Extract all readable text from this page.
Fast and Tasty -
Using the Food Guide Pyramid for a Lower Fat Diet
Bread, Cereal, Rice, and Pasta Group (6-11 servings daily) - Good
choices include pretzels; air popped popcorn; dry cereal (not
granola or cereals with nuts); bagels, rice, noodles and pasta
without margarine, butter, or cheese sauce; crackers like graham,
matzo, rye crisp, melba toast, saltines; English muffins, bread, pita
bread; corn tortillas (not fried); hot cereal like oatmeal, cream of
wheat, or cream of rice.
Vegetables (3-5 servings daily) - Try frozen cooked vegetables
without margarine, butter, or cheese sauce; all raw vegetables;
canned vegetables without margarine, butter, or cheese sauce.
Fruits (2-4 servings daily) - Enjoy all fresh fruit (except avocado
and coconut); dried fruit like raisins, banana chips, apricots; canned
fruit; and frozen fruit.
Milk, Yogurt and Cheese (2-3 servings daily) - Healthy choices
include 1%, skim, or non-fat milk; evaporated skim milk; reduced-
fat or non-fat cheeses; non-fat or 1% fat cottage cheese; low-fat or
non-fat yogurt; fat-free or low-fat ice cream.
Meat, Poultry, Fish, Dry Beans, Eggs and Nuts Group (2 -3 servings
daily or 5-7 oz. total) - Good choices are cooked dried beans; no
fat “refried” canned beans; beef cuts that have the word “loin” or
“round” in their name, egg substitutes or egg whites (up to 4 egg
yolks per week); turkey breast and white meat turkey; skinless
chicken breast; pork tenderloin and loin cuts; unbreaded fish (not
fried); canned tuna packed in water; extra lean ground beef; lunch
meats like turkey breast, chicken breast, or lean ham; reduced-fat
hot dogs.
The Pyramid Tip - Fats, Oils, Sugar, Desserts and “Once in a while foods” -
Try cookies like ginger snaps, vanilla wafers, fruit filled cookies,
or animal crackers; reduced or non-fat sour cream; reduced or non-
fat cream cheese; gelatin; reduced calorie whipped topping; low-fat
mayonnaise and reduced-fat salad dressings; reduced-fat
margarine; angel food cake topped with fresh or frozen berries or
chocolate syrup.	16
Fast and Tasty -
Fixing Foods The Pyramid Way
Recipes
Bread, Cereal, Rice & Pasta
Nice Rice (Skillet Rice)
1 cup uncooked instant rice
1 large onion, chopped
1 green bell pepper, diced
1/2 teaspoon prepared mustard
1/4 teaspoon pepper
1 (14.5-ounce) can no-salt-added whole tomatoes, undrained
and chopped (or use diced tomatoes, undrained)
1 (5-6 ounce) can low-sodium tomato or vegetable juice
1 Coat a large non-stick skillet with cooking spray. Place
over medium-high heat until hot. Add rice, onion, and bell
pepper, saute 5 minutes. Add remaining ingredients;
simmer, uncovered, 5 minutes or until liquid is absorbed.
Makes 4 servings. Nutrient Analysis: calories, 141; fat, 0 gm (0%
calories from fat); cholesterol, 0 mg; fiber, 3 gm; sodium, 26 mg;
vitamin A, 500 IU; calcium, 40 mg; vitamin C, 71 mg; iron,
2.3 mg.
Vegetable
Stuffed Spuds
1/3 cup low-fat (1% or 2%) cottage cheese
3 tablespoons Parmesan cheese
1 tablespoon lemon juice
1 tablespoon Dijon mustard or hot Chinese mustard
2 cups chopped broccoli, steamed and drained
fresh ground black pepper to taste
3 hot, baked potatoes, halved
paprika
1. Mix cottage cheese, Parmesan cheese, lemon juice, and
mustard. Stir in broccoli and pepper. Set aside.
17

════

**Instructions for the task**
Working from the entries above, return all lines that contain "until".

**Exercise result**
over medium-high heat until hot. Add rice, onion, and bell
simmer, uncovered, 5 minutes or until liquid is absorbed.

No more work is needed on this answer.